Lines of data:

____________________

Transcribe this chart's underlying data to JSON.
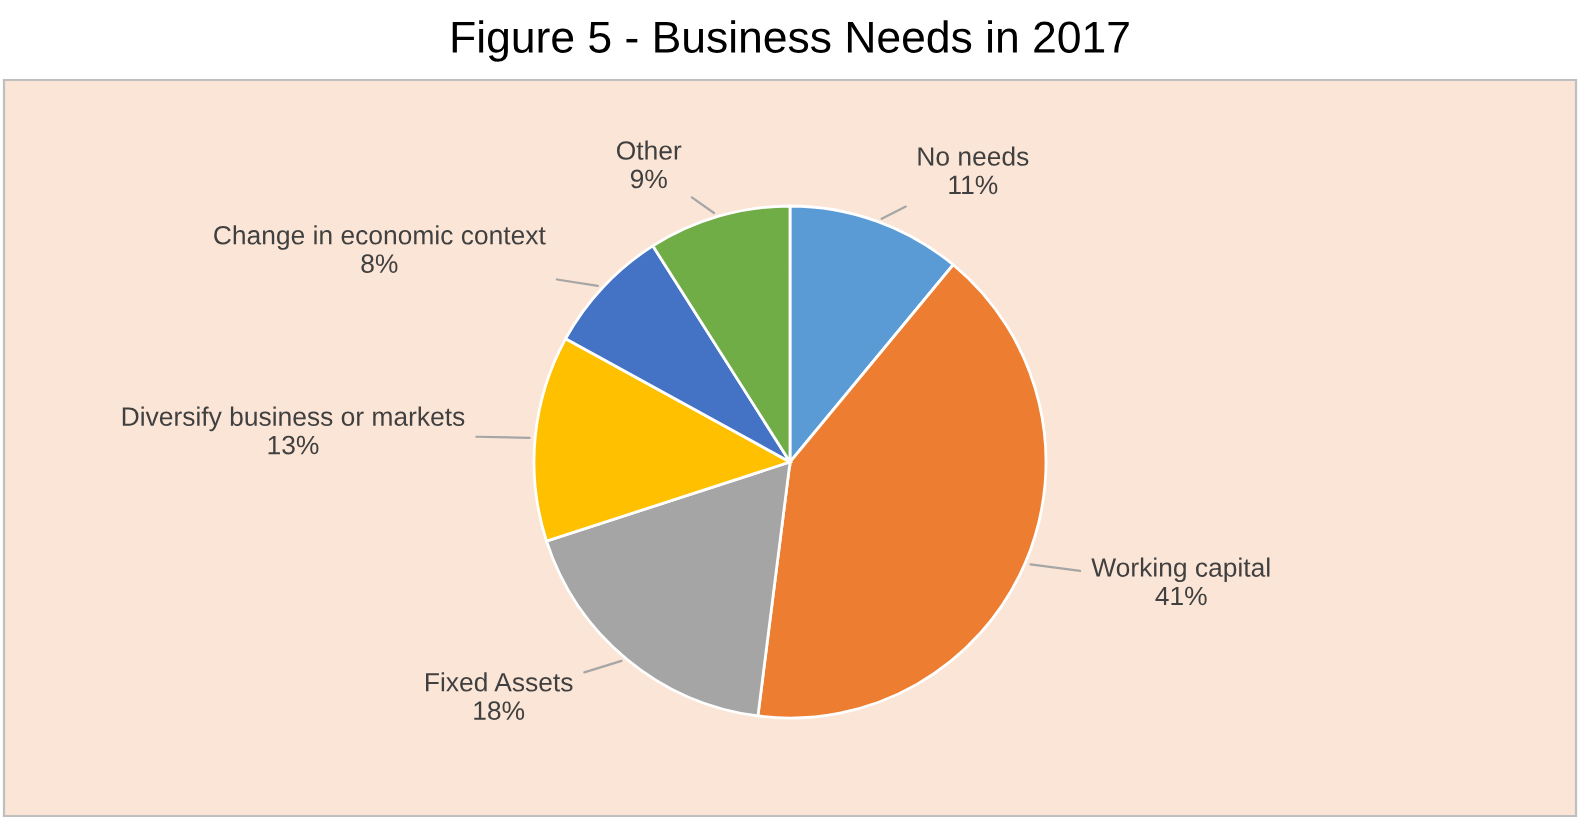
{
  "chart_data": {
    "type": "pie",
    "title": "Figure 5 - Business Needs in 2017",
    "categories": [
      "No needs",
      "Working capital",
      "Fixed Assets",
      "Diversify business or markets",
      "Change in economic context",
      "Other"
    ],
    "values": [
      11,
      41,
      18,
      13,
      8,
      9
    ],
    "value_labels": [
      "11%",
      "41%",
      "18%",
      "13%",
      "8%",
      "9%"
    ],
    "colors": [
      "#5b9bd5",
      "#ed7d31",
      "#a5a5a5",
      "#ffc000",
      "#4472c4",
      "#70ad47"
    ],
    "legend": false
  }
}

____________________

- _Exercise brief_
Every record must be copied exactly, with images dropped from the result.

- _The result_
Transcribe this chart's underlying data to JSON.
{
  "chart_data": {
    "type": "pie",
    "title": "Figure 5 - Business Needs in 2017",
    "categories": [
      "No needs",
      "Working capital",
      "Fixed Assets",
      "Diversify business or markets",
      "Change in economic context",
      "Other"
    ],
    "values": [
      11,
      41,
      18,
      13,
      8,
      9
    ],
    "value_labels": [
      "11%",
      "41%",
      "18%",
      "13%",
      "8%",
      "9%"
    ],
    "colors": [
      "#5b9bd5",
      "#ed7d31",
      "#a5a5a5",
      "#ffc000",
      "#4472c4",
      "#70ad47"
    ],
    "legend": false
  }
}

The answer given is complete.